What the task requires: Extract each line containing the string "icon".

Begin

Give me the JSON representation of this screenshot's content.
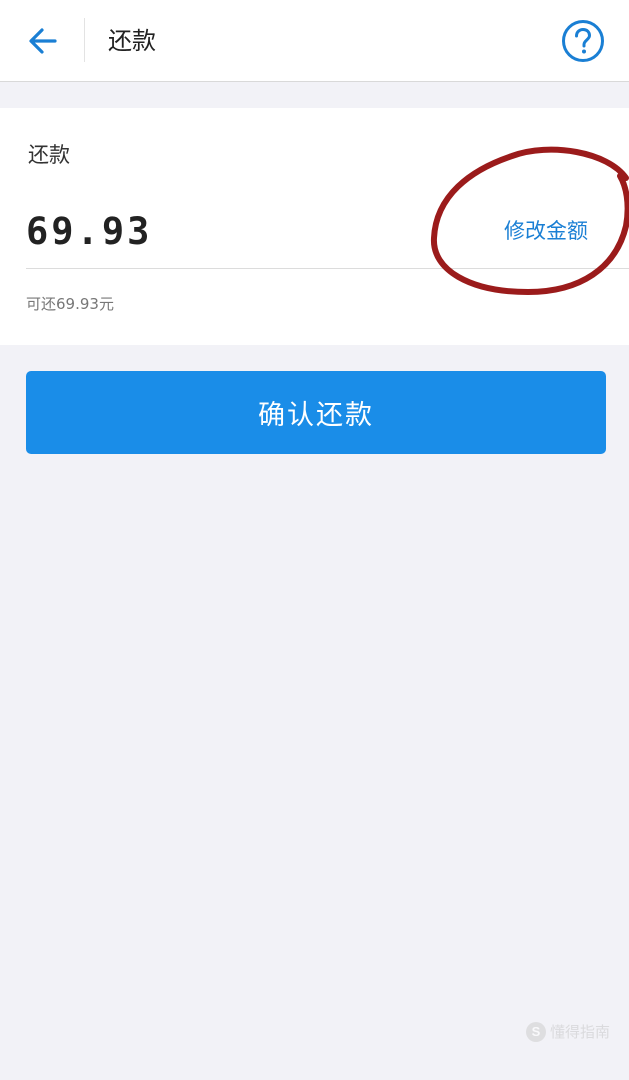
{
  "header": {
    "title": "还款",
    "back_icon": "arrow-left-icon",
    "help_icon": "question-circle-icon"
  },
  "repayment": {
    "label": "还款",
    "amount": "69.93",
    "modify_link": "修改金额",
    "available_text": "可还69.93元"
  },
  "actions": {
    "confirm_label": "确认还款"
  },
  "watermark": {
    "logo_letter": "S",
    "text": "懂得指南"
  },
  "colors": {
    "accent": "#1a8de8",
    "link": "#1a7fd4",
    "annotation": "#9b1b1b",
    "background": "#f2f2f7"
  }
}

End

Full response:
    "back_icon": "arrow-left-icon",
    "help_icon": "question-circle-icon"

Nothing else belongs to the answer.